Saved entries
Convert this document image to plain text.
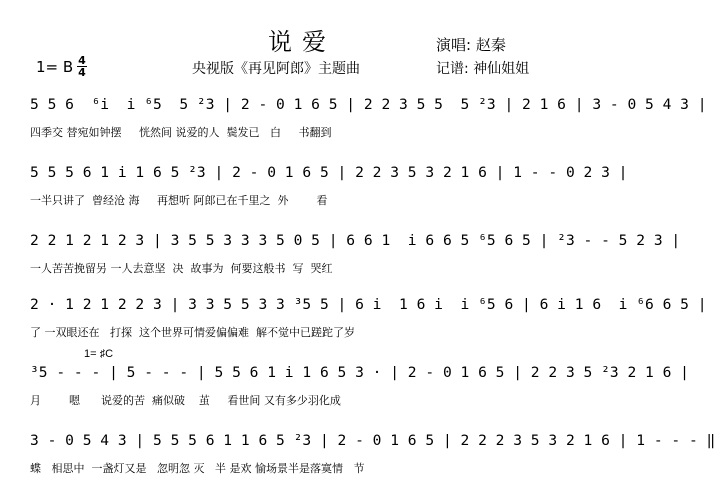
说爱	演唱: 赵秦
1= B 4
4	央视版《再见阿郎》主题曲	记谱: 神仙姐姐
1= ♯C
5 5 6  ⁶i  i ⁶5  5 ²3 | 2 - 0 1 6 5 | 2 2 3 5 5  5 ²3 | 2 1 6 | 3 - 0 5 4 3 |
四季交 替宛如钟摆     恍然间 说爱的人  鬓发已   白     书翻到
5 5 5 6 1 i 1 6 5 ²3 | 2 - 0 1 6 5 | 2 2 3 5 3 2 1 6 | 1 - - 0 2 3 |
一半只讲了  曾经沧 海     再想听 阿郎已在千里之  外        看
2 2 1 2 1 2 3 | 3 5 5 3 3 3 5 0 5 | 6 6 1  i 6 6 5 ⁶5 6 5 | ²3 - - 5 2 3 |
一人苦苦挽留另 一人去意坚  决  故事为  何要这般书  写  哭红
2 · 1 2 1 2 2 3 | 3 3 5 5 3 3 ³5 5 | 6 i  1 6 i  i ⁶5 6 | 6 i 1 6  i ⁶6 6 5 |
了 一双眼还在   打探  这个世界可情爱偏偏难  解不觉中已蹉跎了岁
³5 - - - | 5 - - - | 5 5 6 1 i 1 6 5 3 · | 2 - 0 1 6 5 | 2 2 3 5 ²3 2 1 6 |
月        嗯      说爱的苦  痛似破    茧     看世间 又有多少羽化成
3 - 0 5 4 3 | 5 5 5 6 1 1 6 5 ²3 | 2 - 0 1 6 5 | 2 2 2 3 5 3 2 1 6 | 1 - - - ‖
蝶   相思中  一盏灯又是   忽明忽 灭   半 是欢 愉场景半是落寞情   节
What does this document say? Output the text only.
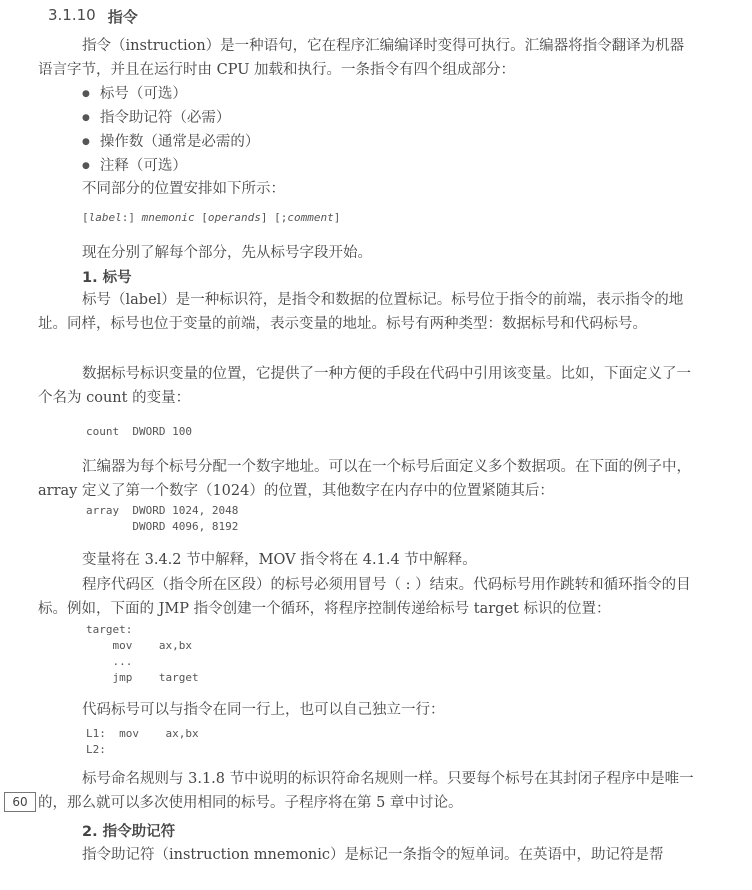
3.1.10 指令
指令（instruction）是一种语句，它在程序汇编编译时变得可执行。汇编器将指令翻译为机器语言字节，并且在运行时由 CPU 加载和执行。一条指令有四个组成部分：
● 标号（可选）
● 指令助记符（必需）
● 操作数（通常是必需的）
● 注释（可选）
不同部分的位置安排如下所示：
[label:] mnemonic [operands] [;comment]
现在分别了解每个部分，先从标号字段开始。
1. 标号
标号（label）是一种标识符，是指令和数据的位置标记。标号位于指令的前端，表示指令的地址。同样，标号也位于变量的前端，表示变量的地址。标号有两种类型：数据标号和代码标号。
数据标号标识变量的位置，它提供了一种方便的手段在代码中引用该变量。比如，下面定义了一个名为 count 的变量：
count  DWORD 100
汇编器为每个标号分配一个数字地址。可以在一个标号后面定义多个数据项。在下面的例子中，array 定义了第一个数字（1024）的位置，其他数字在内存中的位置紧随其后：
array  DWORD 1024, 2048
DWORD 4096, 8192
变量将在 3.4.2 节中解释，MOV 指令将在 4.1.4 节中解释。
程序代码区（指令所在区段）的标号必须用冒号（ : ）结束。代码标号用作跳转和循环指令的目标。例如，下面的 JMP 指令创建一个循环，将程序控制传递给标号 target 标识的位置：
target:
mov    ax,bx
...
jmp    target
代码标号可以与指令在同一行上，也可以自己独立一行：
L1:  mov    ax,bx
L2:
标号命名规则与 3.1.8 节中说明的标识符命名规则一样。只要每个标号在其封闭子程序中是唯一的，那么就可以多次使用相同的标号。子程序将在第 5 章中讨论。
60
2. 指令助记符
指令助记符（instruction mnemonic）是标记一条指令的短单词。在英语中，助记符是帮
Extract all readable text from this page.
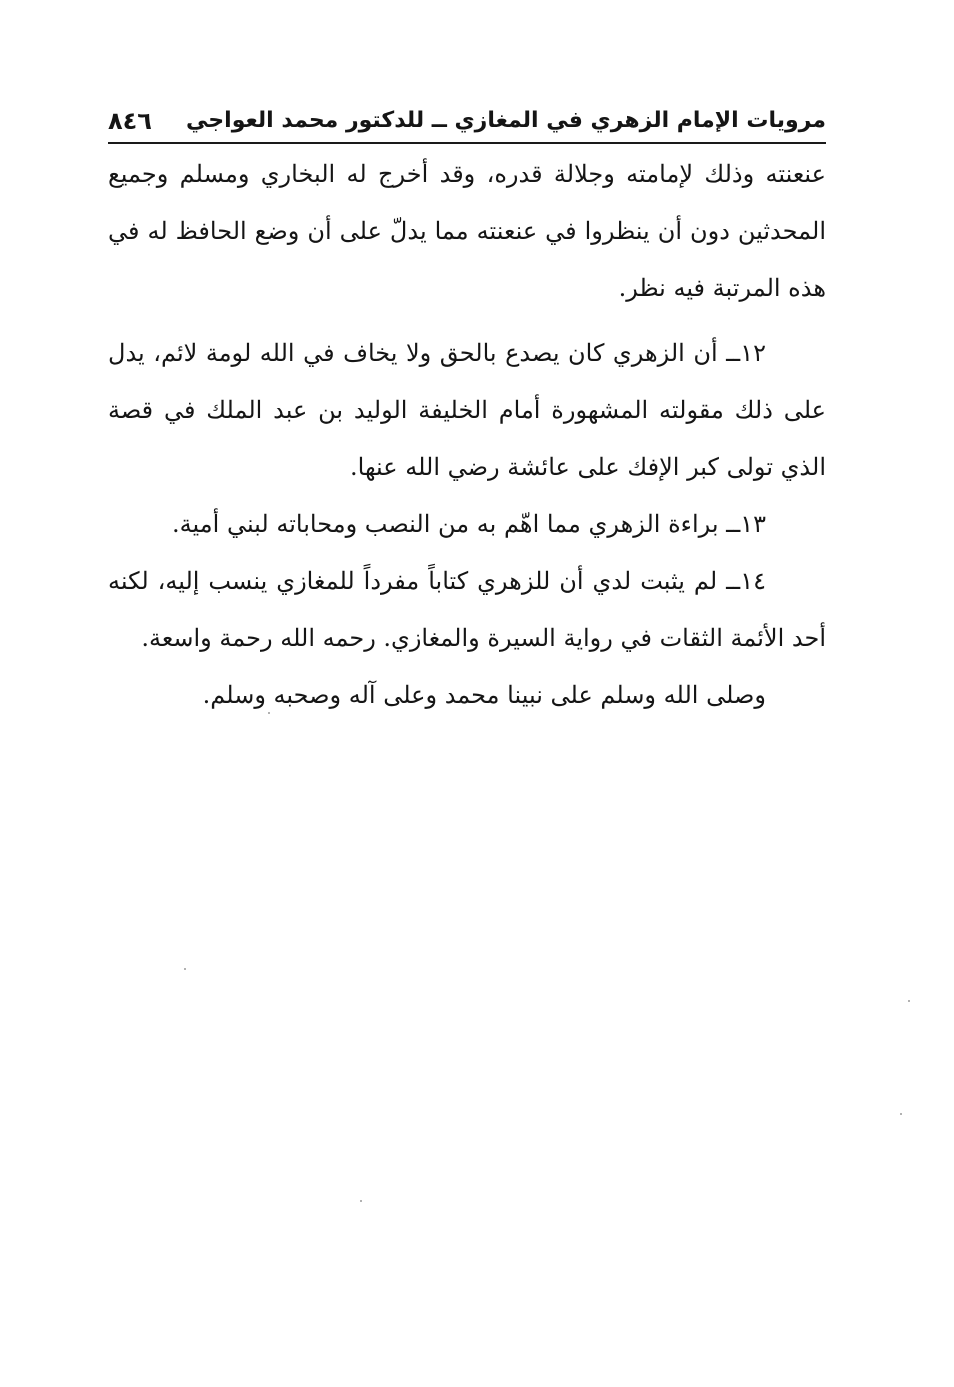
مرويات الإمام الزهري في المغازي ــ للدكتور محمد العواجي
٨٤٦

عنعنته وذلك لإمامته وجلالة قدره، وقد أخرج له البخاري ومسلم وجميع المحدثين دون أن ينظروا في عنعنته مما يدلّ على أن وضع الحافظ له في هذه المرتبة فيه نظر.

١٢ــ أن الزهري كان يصدع بالحق ولا يخاف في الله لومة لائم، يدل على ذلك مقولته المشهورة أمام الخليفة الوليد بن عبد الملك في قصة الذي تولى كبر الإفك على عائشة رضي الله عنها.

١٣ــ براءة الزهري مما اهّم به من النصب ومحاباته لبني أمية.

١٤ــ لم يثبت لدي أن للزهري كتاباً مفرداً للمغازي ينسب إليه، لكنه أحد الأئمة الثقات في رواية السيرة والمغازي. رحمه الله رحمة واسعة.

وصلى الله وسلم على نبينا محمد وعلى آله وصحبه وسلم.
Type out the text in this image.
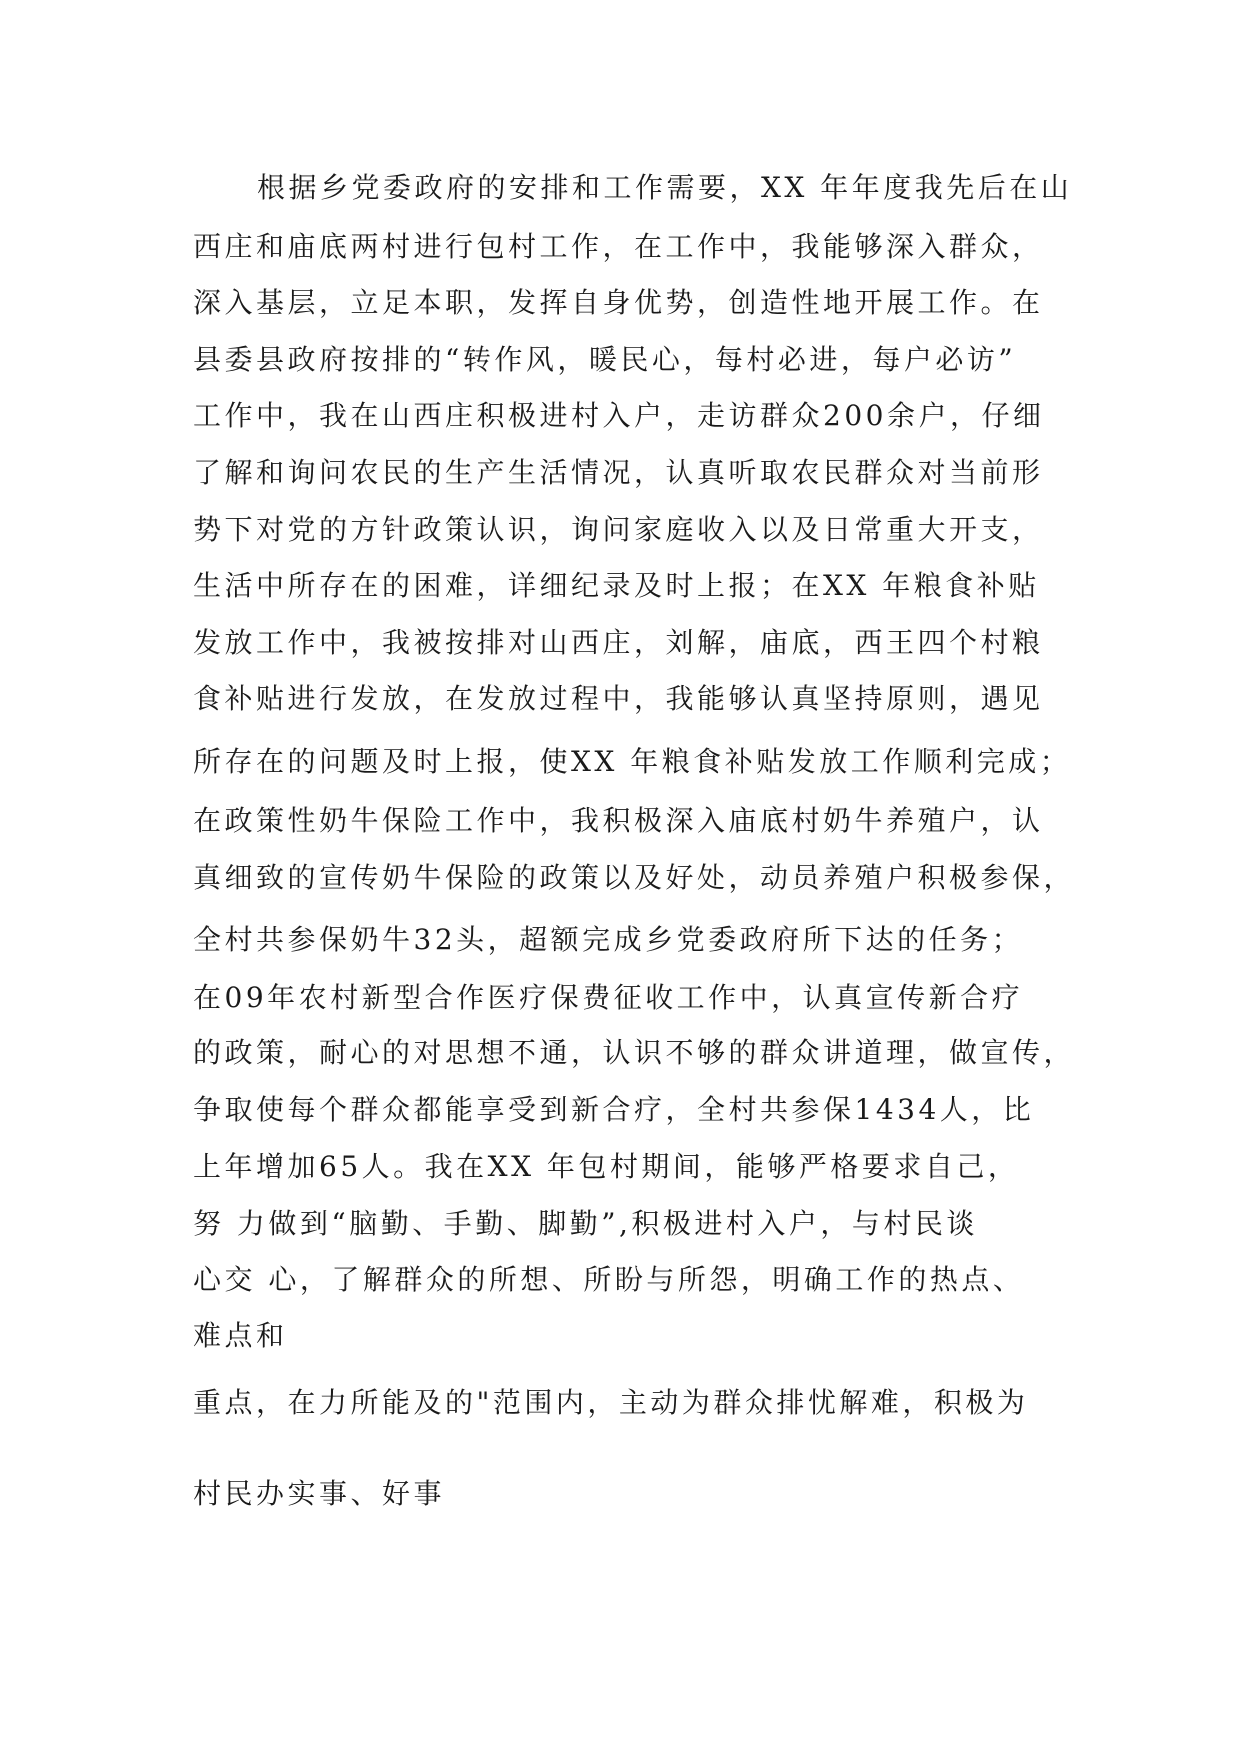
根据乡党委政府的安排和工作需要，XX 年年度我先后在山
西庄和庙底两村进行包村工作，在工作中，我能够深入群众，
深入基层，立足本职，发挥自身优势，创造性地开展工作。在
县委县政府按排的“转作风，暖民心，每村必进，每户必访”
工作中，我在山西庄积极进村入户，走访群众200余户，仔细
了解和询问农民的生产生活情况，认真听取农民群众对当前形
势下对党的方针政策认识，询问家庭收入以及日常重大开支，
生活中所存在的困难，详细纪录及时上报；在XX 年粮食补贴
发放工作中，我被按排对山西庄，刘解，庙底，西王四个村粮
食补贴进行发放，在发放过程中，我能够认真坚持原则，遇见
所存在的问题及时上报，使XX 年粮食补贴发放工作顺利完成；
在政策性奶牛保险工作中，我积极深入庙底村奶牛养殖户，认
真细致的宣传奶牛保险的政策以及好处，动员养殖户积极参保，
全村共参保奶牛32头，超额完成乡党委政府所下达的任务；
在09年农村新型合作医疗保费征收工作中，认真宣传新合疗
的政策，耐心的对思想不通，认识不够的群众讲道理，做宣传，
争取使每个群众都能享受到新合疗，全村共参保1434人，比
上年增加65人。我在XX 年包村期间，能够严格要求自己，
努 力做到“脑勤、手勤、脚勤”,积极进村入户，与村民谈
心交 心，了解群众的所想、所盼与所怨，明确工作的热点、
难点和
重点，在力所能及的"范围内，主动为群众排忧解难，积极为
村民办实事、好事
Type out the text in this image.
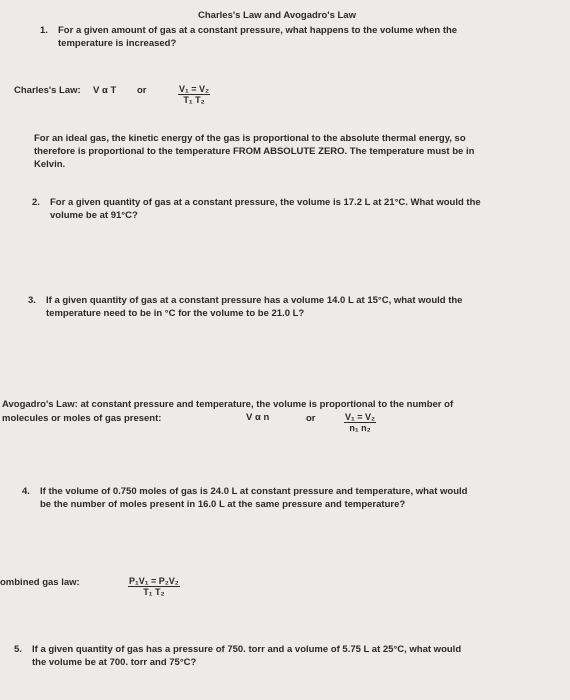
Charles's Law and Avogadro's Law
1. For a given amount of gas at a constant pressure, what happens to the volume when the
temperature is increased?
Charles's Law: V α T or	$\frac{\text{V₁ = V₂}}{\text{T₁ T₂}}$
For an ideal gas, the kinetic energy of the gas is proportional to the absolute thermal energy, so
therefore is proportional to the temperature FROM ABSOLUTE ZERO. The temperature must be in
Kelvin.
2. For a given quantity of gas at a constant pressure, the volume is 17.2 L at 21°C. What would the
volume be at 91°C?
3. If a given quantity of gas at a constant pressure has a volume 14.0 L at 15°C, what would the
temperature need to be in °C for the volume to be 21.0 L?
Avogadro's Law: at constant pressure and temperature, the volume is proportional to the number of
molecules or moles of gas present:	V α n	or	$\frac{\text{V₁ = V₂}}{\text{n₁ n₂}}$
4. If the volume of 0.750 moles of gas is 24.0 L at constant pressure and temperature, what would
be the number of moles present in 16.0 L at the same pressure and temperature?
ombined gas law:	$\frac{\text{P₁V₁ = P₂V₂}}{\text{T₁ T₂}}$
5. If a given quantity of gas has a pressure of 750. torr and a volume of 5.75 L at 25°C, what would
the volume be at 700. torr and 75°C?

- Exercise prompt -
Copy out each line of the data where the string "target" appears.

- The completed task -
程序代码区（指令所在区段）的标号必须用冒号（ : ）结束。代码标号用作跳转和循环指令的目标。例如，下面的 JMP 指令创建一个循环，将程序控制传递给标号 target 标识的位置：
target:
jmp    target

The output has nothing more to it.